Exercise brief. Below is a listing; write it out exactly and drop any images from it.
## Start Data supplied
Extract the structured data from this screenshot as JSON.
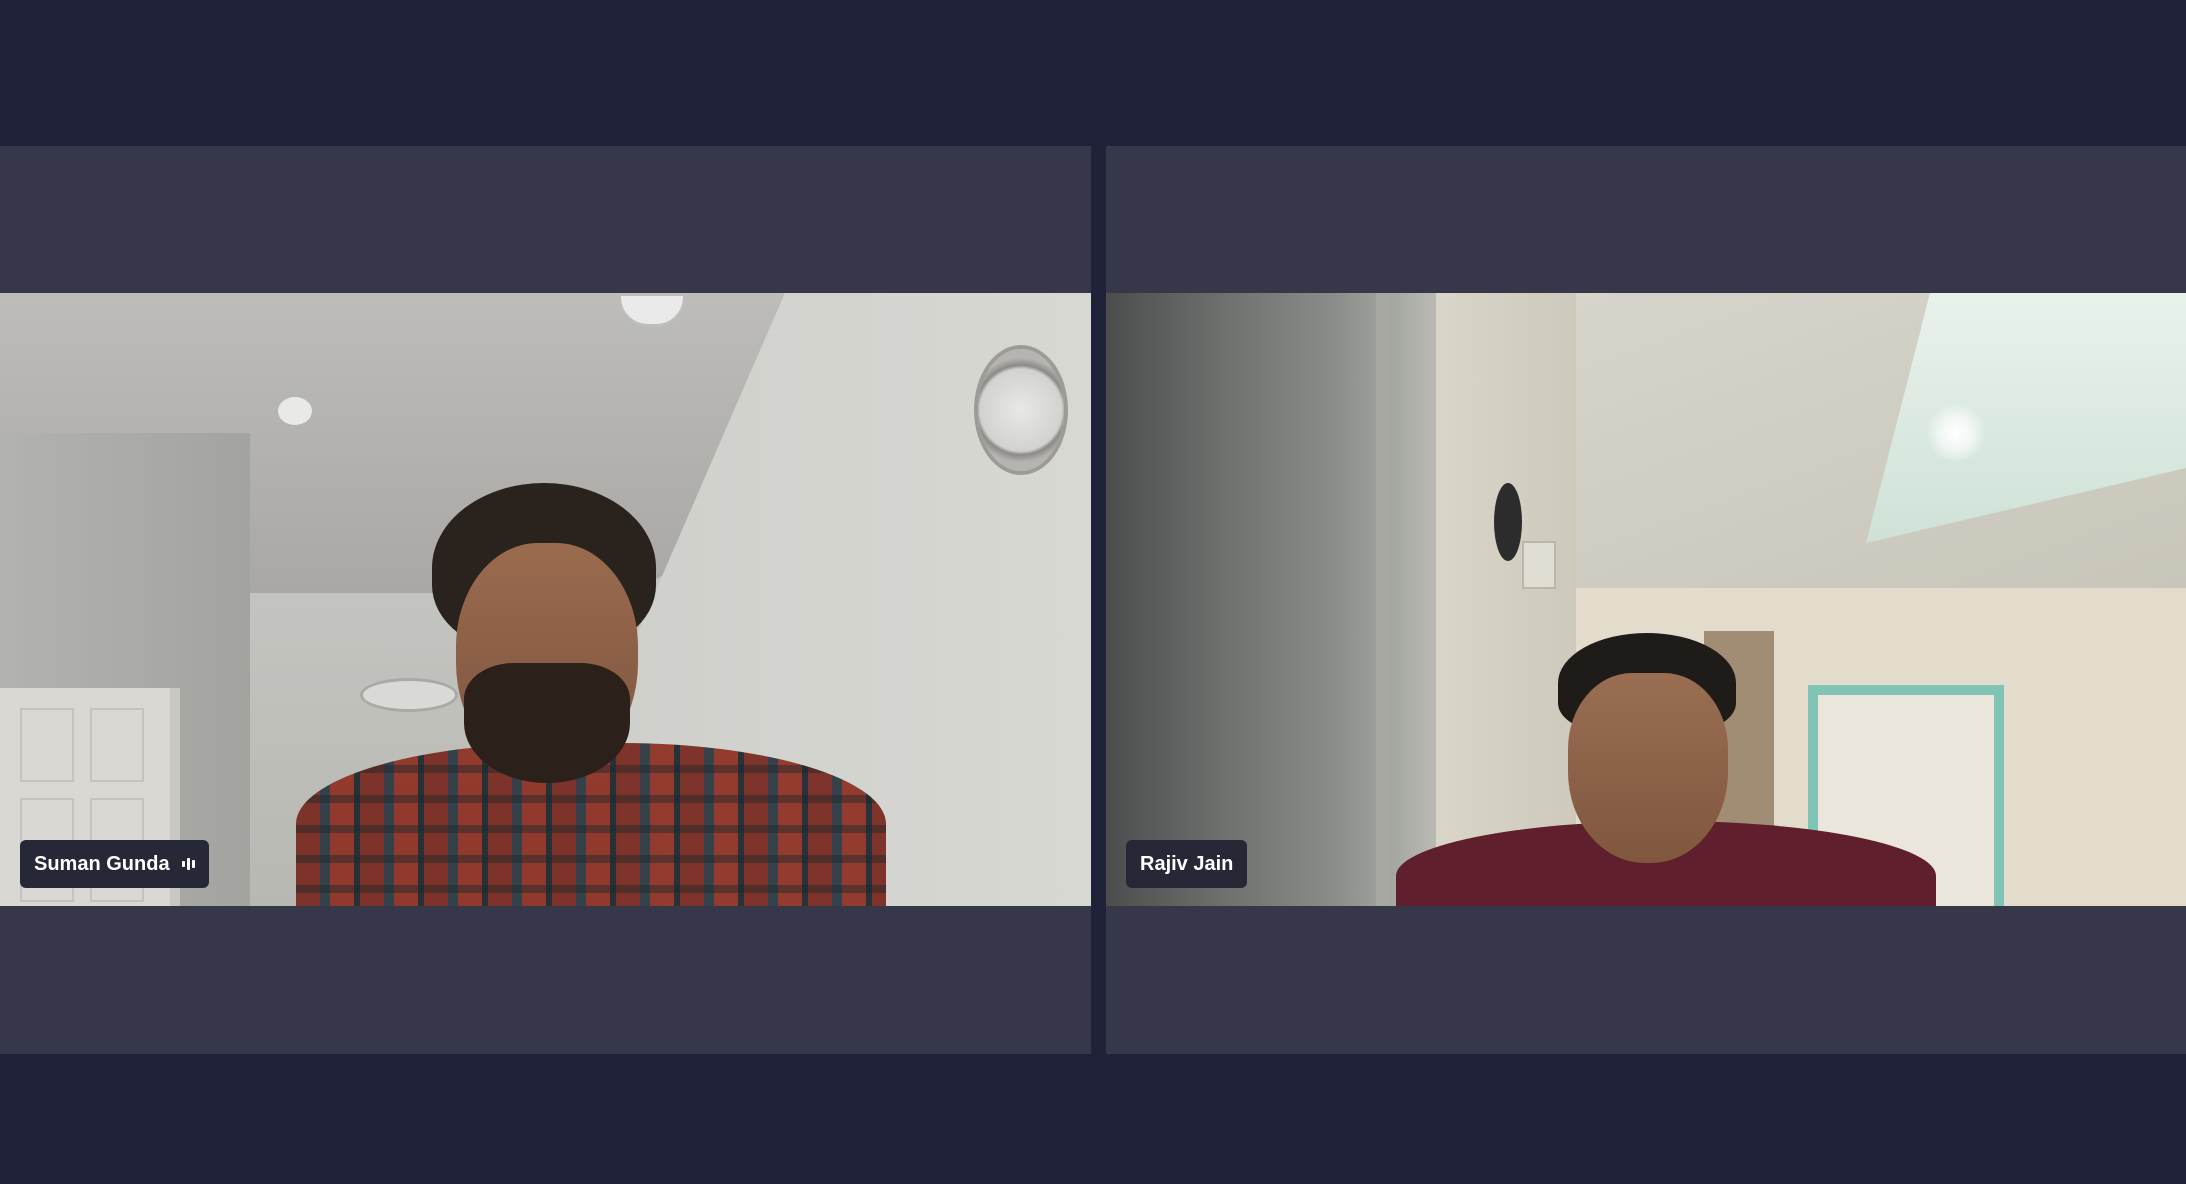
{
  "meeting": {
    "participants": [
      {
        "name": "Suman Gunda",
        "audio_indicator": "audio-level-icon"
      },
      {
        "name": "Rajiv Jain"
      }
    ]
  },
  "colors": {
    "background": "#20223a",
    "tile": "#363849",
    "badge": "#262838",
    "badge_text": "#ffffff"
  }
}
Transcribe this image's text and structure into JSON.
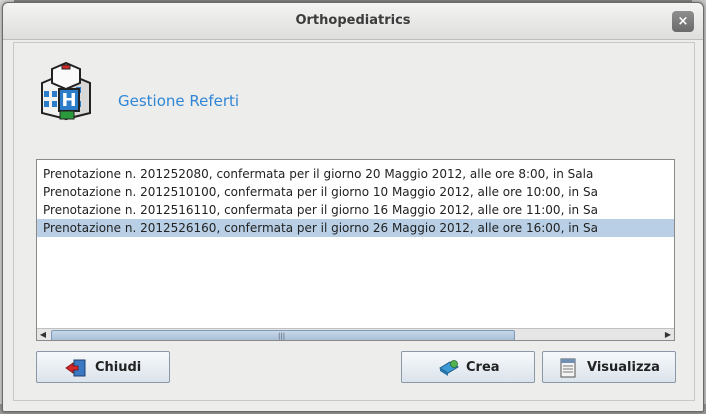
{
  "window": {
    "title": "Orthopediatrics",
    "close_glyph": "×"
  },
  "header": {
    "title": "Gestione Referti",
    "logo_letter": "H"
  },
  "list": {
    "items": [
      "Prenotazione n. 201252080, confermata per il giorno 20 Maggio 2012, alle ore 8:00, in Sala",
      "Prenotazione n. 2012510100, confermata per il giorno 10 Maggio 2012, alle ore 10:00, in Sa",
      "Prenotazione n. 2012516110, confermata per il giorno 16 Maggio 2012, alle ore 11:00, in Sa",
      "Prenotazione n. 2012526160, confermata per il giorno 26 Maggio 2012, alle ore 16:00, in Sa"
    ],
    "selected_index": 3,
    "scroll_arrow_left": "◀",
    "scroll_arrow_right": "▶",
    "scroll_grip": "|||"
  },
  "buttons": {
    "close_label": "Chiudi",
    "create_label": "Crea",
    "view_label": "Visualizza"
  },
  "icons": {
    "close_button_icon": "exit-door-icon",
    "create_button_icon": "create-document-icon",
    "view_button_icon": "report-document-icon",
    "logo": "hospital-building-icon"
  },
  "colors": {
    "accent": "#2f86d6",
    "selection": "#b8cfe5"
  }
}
## End Data supplied
Output below.
Extract the structured data from this screenshot as JSON.
{
  "meeting": {
    "participants": [
      {
        "name": "Suman Gunda",
        "audio_indicator": "audio-level-icon"
      },
      {
        "name": "Rajiv Jain"
      }
    ]
  },
  "colors": {
    "background": "#20223a",
    "tile": "#363849",
    "badge": "#262838",
    "badge_text": "#ffffff"
  }
}
Transcribe this image's text and structure into JSON.
{
  "window": {
    "title": "Orthopediatrics",
    "close_glyph": "×"
  },
  "header": {
    "title": "Gestione Referti",
    "logo_letter": "H"
  },
  "list": {
    "items": [
      "Prenotazione n. 201252080, confermata per il giorno 20 Maggio 2012, alle ore 8:00, in Sala",
      "Prenotazione n. 2012510100, confermata per il giorno 10 Maggio 2012, alle ore 10:00, in Sa",
      "Prenotazione n. 2012516110, confermata per il giorno 16 Maggio 2012, alle ore 11:00, in Sa",
      "Prenotazione n. 2012526160, confermata per il giorno 26 Maggio 2012, alle ore 16:00, in Sa"
    ],
    "selected_index": 3,
    "scroll_arrow_left": "◀",
    "scroll_arrow_right": "▶",
    "scroll_grip": "|||"
  },
  "buttons": {
    "close_label": "Chiudi",
    "create_label": "Crea",
    "view_label": "Visualizza"
  },
  "icons": {
    "close_button_icon": "exit-door-icon",
    "create_button_icon": "create-document-icon",
    "view_button_icon": "report-document-icon",
    "logo": "hospital-building-icon"
  },
  "colors": {
    "accent": "#2f86d6",
    "selection": "#b8cfe5"
  }
}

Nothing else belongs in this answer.